> _Set problem_
Search the material and gather each line with "kein" in it.

> _Provided material_
§ §
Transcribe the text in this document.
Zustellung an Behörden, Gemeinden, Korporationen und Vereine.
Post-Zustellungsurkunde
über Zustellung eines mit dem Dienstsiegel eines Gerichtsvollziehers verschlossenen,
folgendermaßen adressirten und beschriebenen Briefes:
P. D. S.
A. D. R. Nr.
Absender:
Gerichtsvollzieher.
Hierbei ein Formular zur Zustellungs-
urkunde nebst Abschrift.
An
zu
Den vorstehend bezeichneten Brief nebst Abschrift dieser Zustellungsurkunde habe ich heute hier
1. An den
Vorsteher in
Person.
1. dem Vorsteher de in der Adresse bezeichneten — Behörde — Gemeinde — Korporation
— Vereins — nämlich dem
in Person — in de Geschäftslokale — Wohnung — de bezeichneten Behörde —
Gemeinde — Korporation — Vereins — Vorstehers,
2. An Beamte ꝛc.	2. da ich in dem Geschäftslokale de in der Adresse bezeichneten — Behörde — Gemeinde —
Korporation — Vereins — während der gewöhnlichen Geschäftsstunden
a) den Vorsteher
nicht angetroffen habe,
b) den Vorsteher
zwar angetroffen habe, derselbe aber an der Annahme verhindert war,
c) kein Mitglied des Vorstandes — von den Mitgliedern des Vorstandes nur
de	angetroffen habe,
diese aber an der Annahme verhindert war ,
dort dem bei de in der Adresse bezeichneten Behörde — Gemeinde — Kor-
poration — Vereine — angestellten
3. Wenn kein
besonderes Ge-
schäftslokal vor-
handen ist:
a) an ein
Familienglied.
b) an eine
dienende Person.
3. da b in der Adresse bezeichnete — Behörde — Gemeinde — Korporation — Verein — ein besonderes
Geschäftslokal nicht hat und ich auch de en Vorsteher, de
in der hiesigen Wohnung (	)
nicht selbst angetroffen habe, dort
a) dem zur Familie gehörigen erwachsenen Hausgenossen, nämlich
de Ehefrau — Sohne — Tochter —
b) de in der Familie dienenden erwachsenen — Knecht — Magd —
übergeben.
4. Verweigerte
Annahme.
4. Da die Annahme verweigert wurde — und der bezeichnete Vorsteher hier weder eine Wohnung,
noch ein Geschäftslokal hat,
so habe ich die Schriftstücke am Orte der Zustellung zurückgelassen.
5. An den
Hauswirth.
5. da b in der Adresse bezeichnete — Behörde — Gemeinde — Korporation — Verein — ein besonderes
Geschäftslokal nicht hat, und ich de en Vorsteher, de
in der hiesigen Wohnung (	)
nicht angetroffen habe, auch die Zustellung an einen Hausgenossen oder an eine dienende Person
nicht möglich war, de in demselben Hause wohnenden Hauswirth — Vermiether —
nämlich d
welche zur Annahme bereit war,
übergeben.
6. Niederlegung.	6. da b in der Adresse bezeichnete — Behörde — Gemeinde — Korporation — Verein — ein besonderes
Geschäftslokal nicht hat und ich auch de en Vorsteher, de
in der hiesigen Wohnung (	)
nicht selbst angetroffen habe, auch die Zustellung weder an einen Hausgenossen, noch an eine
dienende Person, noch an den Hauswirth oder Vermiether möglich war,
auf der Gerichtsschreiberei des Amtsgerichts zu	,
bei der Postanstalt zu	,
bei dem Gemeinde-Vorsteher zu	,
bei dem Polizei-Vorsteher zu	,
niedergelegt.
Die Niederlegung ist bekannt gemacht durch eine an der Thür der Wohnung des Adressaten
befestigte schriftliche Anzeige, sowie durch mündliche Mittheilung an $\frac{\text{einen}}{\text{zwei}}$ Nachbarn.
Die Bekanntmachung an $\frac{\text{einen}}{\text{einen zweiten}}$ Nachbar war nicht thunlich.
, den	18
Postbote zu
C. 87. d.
§ §
> _Written response_
c) kein Mitglied des Vorstandes — von den Mitgliedern des Vorstandes nur
3. Wenn kein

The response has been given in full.